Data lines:
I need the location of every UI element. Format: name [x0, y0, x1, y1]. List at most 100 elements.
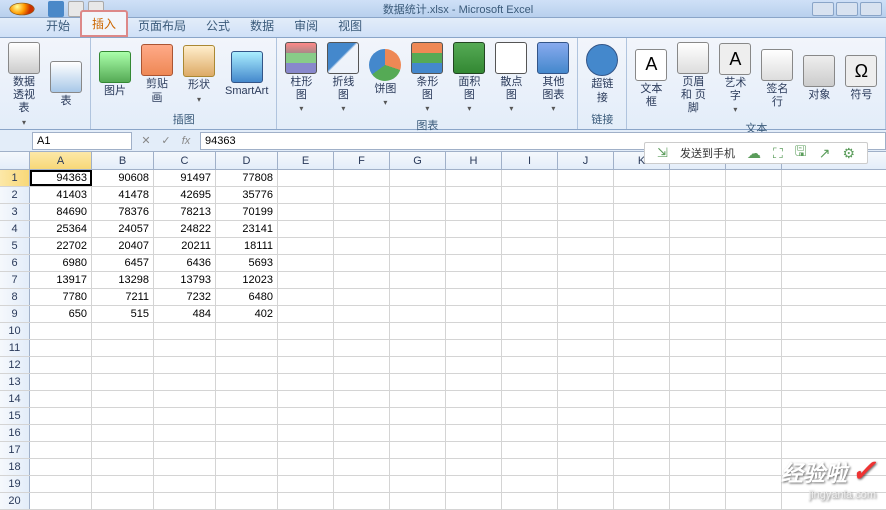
cell[interactable] [446, 408, 502, 424]
cell[interactable] [558, 442, 614, 458]
cell[interactable]: 23141 [216, 221, 278, 237]
cell[interactable] [726, 459, 782, 475]
cell[interactable] [30, 323, 92, 339]
save-cloud-icon[interactable]: 🖫 [795, 141, 807, 165]
cell[interactable] [390, 408, 446, 424]
cell[interactable] [726, 272, 782, 288]
cell[interactable] [446, 306, 502, 322]
cell[interactable]: 6980 [30, 255, 92, 271]
cell[interactable] [726, 323, 782, 339]
cell[interactable] [502, 408, 558, 424]
cell[interactable] [670, 323, 726, 339]
cell[interactable] [614, 442, 670, 458]
cell[interactable] [502, 255, 558, 271]
cloud-icon[interactable]: ☁ [747, 145, 761, 162]
column-header[interactable]: I [502, 152, 558, 169]
cell[interactable] [334, 255, 390, 271]
cell[interactable] [502, 459, 558, 475]
cell[interactable]: 6436 [154, 255, 216, 271]
cell[interactable] [558, 408, 614, 424]
cell[interactable]: 18111 [216, 238, 278, 254]
cell[interactable] [92, 374, 154, 390]
column-header[interactable]: C [154, 152, 216, 169]
row-header[interactable]: 18 [0, 459, 30, 475]
area-chart-button[interactable]: 面积图▾ [451, 40, 487, 115]
row-header[interactable]: 4 [0, 221, 30, 237]
cell[interactable] [390, 459, 446, 475]
cell[interactable] [614, 459, 670, 475]
cell[interactable] [502, 289, 558, 305]
row-header[interactable]: 12 [0, 357, 30, 373]
send-phone-icon[interactable]: ⇲ [657, 145, 668, 161]
cell[interactable] [558, 340, 614, 356]
cell[interactable]: 78213 [154, 204, 216, 220]
cell[interactable] [92, 408, 154, 424]
cell[interactable] [154, 459, 216, 475]
tab-layout[interactable]: 页面布局 [128, 14, 196, 37]
cell[interactable] [502, 221, 558, 237]
cell[interactable] [502, 272, 558, 288]
cell[interactable]: 90608 [92, 170, 154, 186]
cell[interactable] [278, 493, 334, 509]
cell[interactable] [446, 204, 502, 220]
office-button[interactable] [9, 2, 34, 15]
cell[interactable] [92, 357, 154, 373]
cell[interactable] [278, 255, 334, 271]
cell[interactable] [726, 493, 782, 509]
cell[interactable]: 20211 [154, 238, 216, 254]
row-header[interactable]: 11 [0, 340, 30, 356]
tab-review[interactable]: 审阅 [284, 14, 328, 37]
cell[interactable] [558, 374, 614, 390]
cell[interactable] [390, 357, 446, 373]
cell[interactable] [390, 289, 446, 305]
cell[interactable] [614, 493, 670, 509]
share-icon[interactable]: ↗ [819, 145, 831, 162]
cell[interactable] [154, 391, 216, 407]
cell[interactable] [670, 391, 726, 407]
cell[interactable] [390, 221, 446, 237]
cell[interactable] [502, 391, 558, 407]
cell[interactable] [670, 255, 726, 271]
cell[interactable] [558, 476, 614, 492]
other-chart-button[interactable]: 其他图表▾ [535, 40, 571, 115]
cell[interactable] [614, 238, 670, 254]
cell[interactable]: 13793 [154, 272, 216, 288]
cell[interactable] [558, 170, 614, 186]
cell[interactable] [334, 459, 390, 475]
cell[interactable]: 91497 [154, 170, 216, 186]
cell[interactable] [502, 476, 558, 492]
cell[interactable] [558, 323, 614, 339]
cell[interactable] [502, 357, 558, 373]
cell[interactable] [92, 476, 154, 492]
cell[interactable] [334, 221, 390, 237]
cell[interactable] [502, 323, 558, 339]
cell[interactable] [558, 459, 614, 475]
cell[interactable] [726, 357, 782, 373]
cell[interactable] [726, 255, 782, 271]
cell[interactable] [30, 374, 92, 390]
cell[interactable] [446, 442, 502, 458]
cell[interactable] [670, 340, 726, 356]
cell[interactable] [502, 425, 558, 441]
cell[interactable] [614, 374, 670, 390]
cell[interactable] [334, 425, 390, 441]
cell[interactable] [334, 204, 390, 220]
cell[interactable] [670, 459, 726, 475]
cell[interactable] [614, 187, 670, 203]
cell[interactable] [614, 323, 670, 339]
row-header[interactable]: 6 [0, 255, 30, 271]
cell[interactable] [278, 323, 334, 339]
cell[interactable] [502, 187, 558, 203]
row-header[interactable]: 20 [0, 493, 30, 509]
cell[interactable] [670, 238, 726, 254]
scatter-chart-button[interactable]: 散点图▾ [493, 40, 529, 115]
pie-chart-button[interactable]: 饼图▾ [367, 47, 403, 109]
close-button[interactable] [860, 2, 882, 16]
row-header[interactable]: 9 [0, 306, 30, 322]
row-header[interactable]: 1 [0, 170, 30, 186]
pivot-table-button[interactable]: 数据 透视表▾ [6, 40, 42, 129]
cancel-icon[interactable]: ✕ [138, 133, 154, 149]
cell[interactable] [670, 170, 726, 186]
line-chart-button[interactable]: 折线图▾ [325, 40, 361, 115]
column-header[interactable]: H [446, 152, 502, 169]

# WHAT YOU HAVE TO DO
Copy out the listing above line for line, without changing anything, and leave out the pictures.

# CORRECT RESULT
I need the location of every UI element. Format: name [x0, y0, x1, y1]. List at most 100 elements.
cell[interactable] [446, 408, 502, 424]
cell[interactable] [558, 442, 614, 458]
cell[interactable]: 23141 [216, 221, 278, 237]
cell[interactable] [726, 459, 782, 475]
cell[interactable] [30, 323, 92, 339]
save-cloud-icon[interactable]: 🖫 [795, 141, 807, 165]
cell[interactable] [390, 408, 446, 424]
cell[interactable] [726, 272, 782, 288]
cell[interactable] [446, 306, 502, 322]
cell[interactable]: 6980 [30, 255, 92, 271]
cell[interactable] [726, 323, 782, 339]
cell[interactable] [502, 408, 558, 424]
cell[interactable] [670, 323, 726, 339]
cell[interactable] [614, 442, 670, 458]
cell[interactable] [502, 255, 558, 271]
cloud-icon[interactable]: ☁ [747, 145, 761, 162]
column-header[interactable]: I [502, 152, 558, 169]
cell[interactable] [334, 255, 390, 271]
cell[interactable] [502, 459, 558, 475]
cell[interactable]: 6436 [154, 255, 216, 271]
cell[interactable] [558, 408, 614, 424]
cell[interactable]: 18111 [216, 238, 278, 254]
cell[interactable] [92, 374, 154, 390]
column-header[interactable]: C [154, 152, 216, 169]
row-header[interactable]: 18 [0, 459, 30, 475]
area-chart-button[interactable]: 面积图▾ [451, 40, 487, 115]
row-header[interactable]: 4 [0, 221, 30, 237]
cell[interactable] [390, 459, 446, 475]
cell[interactable] [614, 459, 670, 475]
cell[interactable] [502, 289, 558, 305]
row-header[interactable]: 12 [0, 357, 30, 373]
send-phone-icon[interactable]: ⇲ [657, 145, 668, 161]
cell[interactable] [558, 340, 614, 356]
cell[interactable]: 78213 [154, 204, 216, 220]
cell[interactable] [92, 408, 154, 424]
cell[interactable] [154, 459, 216, 475]
tab-layout[interactable]: 页面布局 [128, 14, 196, 37]
cell[interactable] [502, 221, 558, 237]
cell[interactable] [502, 272, 558, 288]
cell[interactable]: 90608 [92, 170, 154, 186]
cell[interactable] [278, 493, 334, 509]
cell[interactable] [446, 204, 502, 220]
office-button[interactable] [9, 2, 34, 15]
cell[interactable] [92, 357, 154, 373]
cell[interactable] [278, 255, 334, 271]
cell[interactable] [726, 493, 782, 509]
cell[interactable]: 20211 [154, 238, 216, 254]
row-header[interactable]: 11 [0, 340, 30, 356]
tab-review[interactable]: 审阅 [284, 14, 328, 37]
cell[interactable] [558, 374, 614, 390]
cell[interactable] [390, 357, 446, 373]
cell[interactable] [390, 289, 446, 305]
cell[interactable] [614, 493, 670, 509]
share-icon[interactable]: ↗ [819, 145, 831, 162]
cell[interactable] [154, 391, 216, 407]
cell[interactable] [670, 391, 726, 407]
cell[interactable] [390, 221, 446, 237]
cell[interactable] [502, 391, 558, 407]
cell[interactable] [670, 255, 726, 271]
cell[interactable] [558, 476, 614, 492]
other-chart-button[interactable]: 其他图表▾ [535, 40, 571, 115]
cell[interactable] [614, 238, 670, 254]
cell[interactable]: 13793 [154, 272, 216, 288]
cell[interactable] [558, 170, 614, 186]
cell[interactable] [334, 459, 390, 475]
cell[interactable]: 91497 [154, 170, 216, 186]
cell[interactable] [502, 476, 558, 492]
cell[interactable] [558, 323, 614, 339]
cell[interactable] [502, 357, 558, 373]
cell[interactable] [92, 476, 154, 492]
cell[interactable] [334, 221, 390, 237]
cell[interactable] [502, 323, 558, 339]
cell[interactable] [558, 459, 614, 475]
cell[interactable] [726, 357, 782, 373]
cell[interactable] [726, 255, 782, 271]
cell[interactable] [30, 374, 92, 390]
cell[interactable] [446, 442, 502, 458]
cell[interactable] [670, 340, 726, 356]
cell[interactable] [502, 425, 558, 441]
cell[interactable] [614, 374, 670, 390]
cell[interactable] [334, 425, 390, 441]
cell[interactable] [334, 204, 390, 220]
cell[interactable] [670, 459, 726, 475]
cell[interactable] [614, 187, 670, 203]
cell[interactable] [614, 323, 670, 339]
row-header[interactable]: 6 [0, 255, 30, 271]
cell[interactable] [278, 323, 334, 339]
cell[interactable] [502, 187, 558, 203]
row-header[interactable]: 20 [0, 493, 30, 509]
cell[interactable] [670, 238, 726, 254]
scatter-chart-button[interactable]: 散点图▾ [493, 40, 529, 115]
pie-chart-button[interactable]: 饼图▾ [367, 47, 403, 109]
close-button[interactable] [860, 2, 882, 16]
row-header[interactable]: 9 [0, 306, 30, 322]
row-header[interactable]: 1 [0, 170, 30, 186]
pivot-table-button[interactable]: 数据 透视表▾ [6, 40, 42, 129]
cancel-icon[interactable]: ✕ [138, 133, 154, 149]
cell[interactable] [670, 170, 726, 186]
line-chart-button[interactable]: 折线图▾ [325, 40, 361, 115]
column-header[interactable]: H [446, 152, 502, 169]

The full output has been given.